--- START RECORDS SHOWN ---
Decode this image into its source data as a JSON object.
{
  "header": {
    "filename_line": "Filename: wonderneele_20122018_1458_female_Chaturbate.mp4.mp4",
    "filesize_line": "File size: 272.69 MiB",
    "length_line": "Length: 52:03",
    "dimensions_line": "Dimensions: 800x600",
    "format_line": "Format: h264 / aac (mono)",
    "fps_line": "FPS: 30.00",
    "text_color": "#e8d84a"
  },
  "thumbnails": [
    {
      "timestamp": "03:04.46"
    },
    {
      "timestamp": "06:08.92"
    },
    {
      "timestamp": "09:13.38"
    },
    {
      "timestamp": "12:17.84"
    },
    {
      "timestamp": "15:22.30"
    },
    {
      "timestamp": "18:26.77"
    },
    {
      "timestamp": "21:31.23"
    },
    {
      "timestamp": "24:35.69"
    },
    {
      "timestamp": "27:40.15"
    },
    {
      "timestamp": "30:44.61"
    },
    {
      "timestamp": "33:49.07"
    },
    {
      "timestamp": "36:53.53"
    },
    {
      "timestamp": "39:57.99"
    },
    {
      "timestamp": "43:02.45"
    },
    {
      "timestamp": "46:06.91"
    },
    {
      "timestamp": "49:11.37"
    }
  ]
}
--- END RECORDS SHOWN ---
--- WRITTEN TASK ---
Set down all of the records shown above once more, exactly.

--- FULL ANSWER ---
Decode this image into its source data as a JSON object.
{
  "header": {
    "filename_line": "Filename: wonderneele_20122018_1458_female_Chaturbate.mp4.mp4",
    "filesize_line": "File size: 272.69 MiB",
    "length_line": "Length: 52:03",
    "dimensions_line": "Dimensions: 800x600",
    "format_line": "Format: h264 / aac (mono)",
    "fps_line": "FPS: 30.00",
    "text_color": "#e8d84a"
  },
  "thumbnails": [
    {
      "timestamp": "03:04.46"
    },
    {
      "timestamp": "06:08.92"
    },
    {
      "timestamp": "09:13.38"
    },
    {
      "timestamp": "12:17.84"
    },
    {
      "timestamp": "15:22.30"
    },
    {
      "timestamp": "18:26.77"
    },
    {
      "timestamp": "21:31.23"
    },
    {
      "timestamp": "24:35.69"
    },
    {
      "timestamp": "27:40.15"
    },
    {
      "timestamp": "30:44.61"
    },
    {
      "timestamp": "33:49.07"
    },
    {
      "timestamp": "36:53.53"
    },
    {
      "timestamp": "39:57.99"
    },
    {
      "timestamp": "43:02.45"
    },
    {
      "timestamp": "46:06.91"
    },
    {
      "timestamp": "49:11.37"
    }
  ]
}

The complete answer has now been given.